— Start DATA RECORDS —
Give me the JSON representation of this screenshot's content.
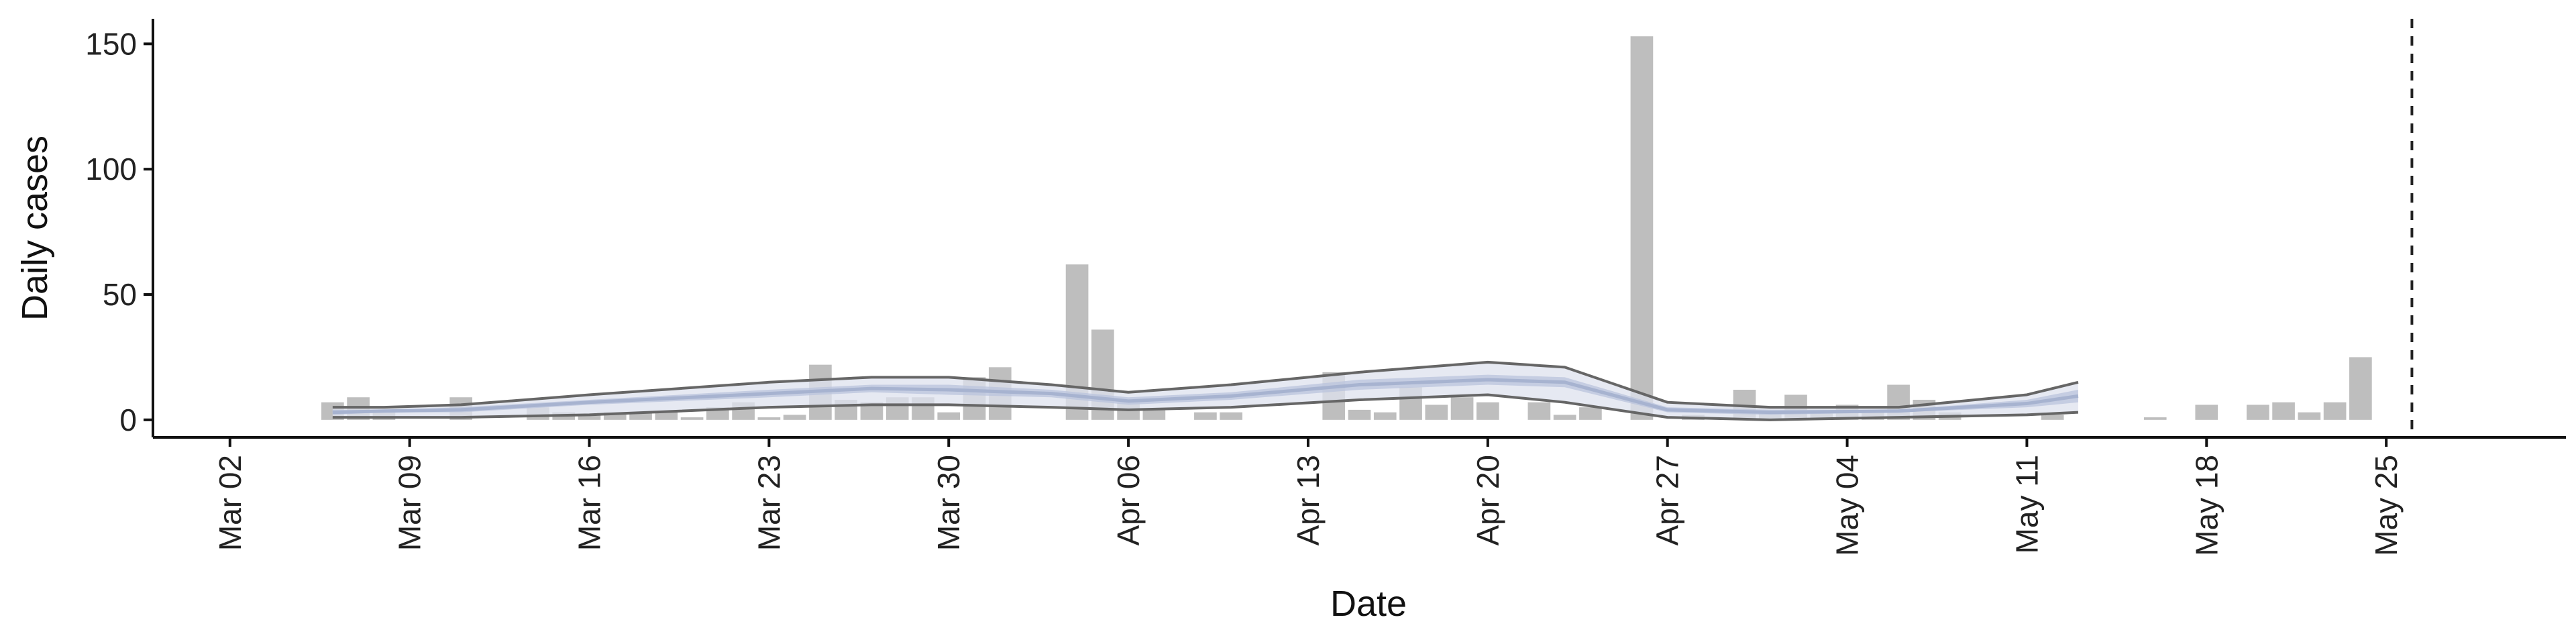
{
  "chart_data": {
    "type": "bar",
    "xlabel": "Date",
    "ylabel": "Daily cases",
    "ylim": [
      -7,
      160
    ],
    "xlim": [
      "2020-02-28",
      "2020-06-01"
    ],
    "grid": false,
    "legend": "none",
    "x_ticks": [
      "2020-03-02",
      "2020-03-09",
      "2020-03-16",
      "2020-03-23",
      "2020-03-30",
      "2020-04-06",
      "2020-04-13",
      "2020-04-20",
      "2020-04-27",
      "2020-05-04",
      "2020-05-11",
      "2020-05-18",
      "2020-05-25"
    ],
    "x_tick_labels": [
      "Mar 02",
      "Mar 09",
      "Mar 16",
      "Mar 23",
      "Mar 30",
      "Apr 06",
      "Apr 13",
      "Apr 20",
      "Apr 27",
      "May 04",
      "May 11",
      "May 18",
      "May 25"
    ],
    "y_ticks": [
      0,
      50,
      100,
      150
    ],
    "y_tick_labels": [
      "0",
      "50",
      "100",
      "150"
    ],
    "start_date": "2020-03-06",
    "daily_cases": [
      7,
      9,
      4,
      0,
      0,
      9,
      0,
      0,
      5,
      3,
      2,
      3,
      3,
      3,
      1,
      5,
      7,
      1,
      2,
      22,
      8,
      7,
      9,
      9,
      3,
      17,
      21,
      0,
      0,
      62,
      36,
      7,
      4,
      0,
      3,
      3,
      0,
      0,
      0,
      19,
      4,
      3,
      13,
      6,
      9,
      7,
      0,
      7,
      2,
      5,
      0,
      153,
      0,
      2,
      0,
      12,
      3,
      10,
      3,
      6,
      3,
      14,
      8,
      3,
      0,
      0,
      0,
      2,
      0,
      0,
      0,
      1,
      0,
      6,
      0,
      6,
      7,
      3,
      7,
      25
    ],
    "estimate_band": {
      "dates": [
        "2020-03-06",
        "2020-03-08",
        "2020-03-11",
        "2020-03-16",
        "2020-03-23",
        "2020-03-27",
        "2020-03-30",
        "2020-04-03",
        "2020-04-06",
        "2020-04-10",
        "2020-04-15",
        "2020-04-20",
        "2020-04-23",
        "2020-04-27",
        "2020-05-01",
        "2020-05-06",
        "2020-05-11",
        "2020-05-13"
      ],
      "outer_low": [
        1,
        1,
        1,
        2,
        5,
        6,
        6,
        5,
        4,
        5,
        8,
        10,
        7,
        1,
        0,
        1,
        2,
        3
      ],
      "outer_high": [
        5,
        5,
        6,
        10,
        15,
        17,
        17,
        14,
        11,
        14,
        19,
        23,
        21,
        7,
        5,
        5,
        10,
        15
      ],
      "inner_low": [
        2,
        3,
        3,
        6,
        9,
        11,
        10,
        9,
        6,
        8,
        12,
        14,
        13,
        3,
        2,
        3,
        5,
        7
      ],
      "inner_high": [
        4,
        4,
        5,
        8,
        12,
        14,
        14,
        12,
        9,
        11,
        16,
        18,
        17,
        5,
        4,
        4,
        8,
        12
      ],
      "median": [
        3,
        3.5,
        4,
        7,
        10.5,
        12.5,
        12,
        10.5,
        7.5,
        9.5,
        14,
        16,
        15,
        4,
        3,
        3.5,
        6.5,
        9.5
      ],
      "line_color": "#666666",
      "outer_color": "#dde2ee",
      "inner_color": "#b9c3dc"
    },
    "vline_date": "2020-05-26",
    "bar_color": "#bebebe"
  }
}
— End DATA RECORDS —
### YOUR OBJECTIVE
Reproduce all entries without any change, and omit the pictures.

### RESULT BELOW
Give me the JSON representation of this screenshot's content.
{
  "chart_data": {
    "type": "bar",
    "xlabel": "Date",
    "ylabel": "Daily cases",
    "ylim": [
      -7,
      160
    ],
    "xlim": [
      "2020-02-28",
      "2020-06-01"
    ],
    "grid": false,
    "legend": "none",
    "x_ticks": [
      "2020-03-02",
      "2020-03-09",
      "2020-03-16",
      "2020-03-23",
      "2020-03-30",
      "2020-04-06",
      "2020-04-13",
      "2020-04-20",
      "2020-04-27",
      "2020-05-04",
      "2020-05-11",
      "2020-05-18",
      "2020-05-25"
    ],
    "x_tick_labels": [
      "Mar 02",
      "Mar 09",
      "Mar 16",
      "Mar 23",
      "Mar 30",
      "Apr 06",
      "Apr 13",
      "Apr 20",
      "Apr 27",
      "May 04",
      "May 11",
      "May 18",
      "May 25"
    ],
    "y_ticks": [
      0,
      50,
      100,
      150
    ],
    "y_tick_labels": [
      "0",
      "50",
      "100",
      "150"
    ],
    "start_date": "2020-03-06",
    "daily_cases": [
      7,
      9,
      4,
      0,
      0,
      9,
      0,
      0,
      5,
      3,
      2,
      3,
      3,
      3,
      1,
      5,
      7,
      1,
      2,
      22,
      8,
      7,
      9,
      9,
      3,
      17,
      21,
      0,
      0,
      62,
      36,
      7,
      4,
      0,
      3,
      3,
      0,
      0,
      0,
      19,
      4,
      3,
      13,
      6,
      9,
      7,
      0,
      7,
      2,
      5,
      0,
      153,
      0,
      2,
      0,
      12,
      3,
      10,
      3,
      6,
      3,
      14,
      8,
      3,
      0,
      0,
      0,
      2,
      0,
      0,
      0,
      1,
      0,
      6,
      0,
      6,
      7,
      3,
      7,
      25
    ],
    "estimate_band": {
      "dates": [
        "2020-03-06",
        "2020-03-08",
        "2020-03-11",
        "2020-03-16",
        "2020-03-23",
        "2020-03-27",
        "2020-03-30",
        "2020-04-03",
        "2020-04-06",
        "2020-04-10",
        "2020-04-15",
        "2020-04-20",
        "2020-04-23",
        "2020-04-27",
        "2020-05-01",
        "2020-05-06",
        "2020-05-11",
        "2020-05-13"
      ],
      "outer_low": [
        1,
        1,
        1,
        2,
        5,
        6,
        6,
        5,
        4,
        5,
        8,
        10,
        7,
        1,
        0,
        1,
        2,
        3
      ],
      "outer_high": [
        5,
        5,
        6,
        10,
        15,
        17,
        17,
        14,
        11,
        14,
        19,
        23,
        21,
        7,
        5,
        5,
        10,
        15
      ],
      "inner_low": [
        2,
        3,
        3,
        6,
        9,
        11,
        10,
        9,
        6,
        8,
        12,
        14,
        13,
        3,
        2,
        3,
        5,
        7
      ],
      "inner_high": [
        4,
        4,
        5,
        8,
        12,
        14,
        14,
        12,
        9,
        11,
        16,
        18,
        17,
        5,
        4,
        4,
        8,
        12
      ],
      "median": [
        3,
        3.5,
        4,
        7,
        10.5,
        12.5,
        12,
        10.5,
        7.5,
        9.5,
        14,
        16,
        15,
        4,
        3,
        3.5,
        6.5,
        9.5
      ],
      "line_color": "#666666",
      "outer_color": "#dde2ee",
      "inner_color": "#b9c3dc"
    },
    "vline_date": "2020-05-26",
    "bar_color": "#bebebe"
  }
}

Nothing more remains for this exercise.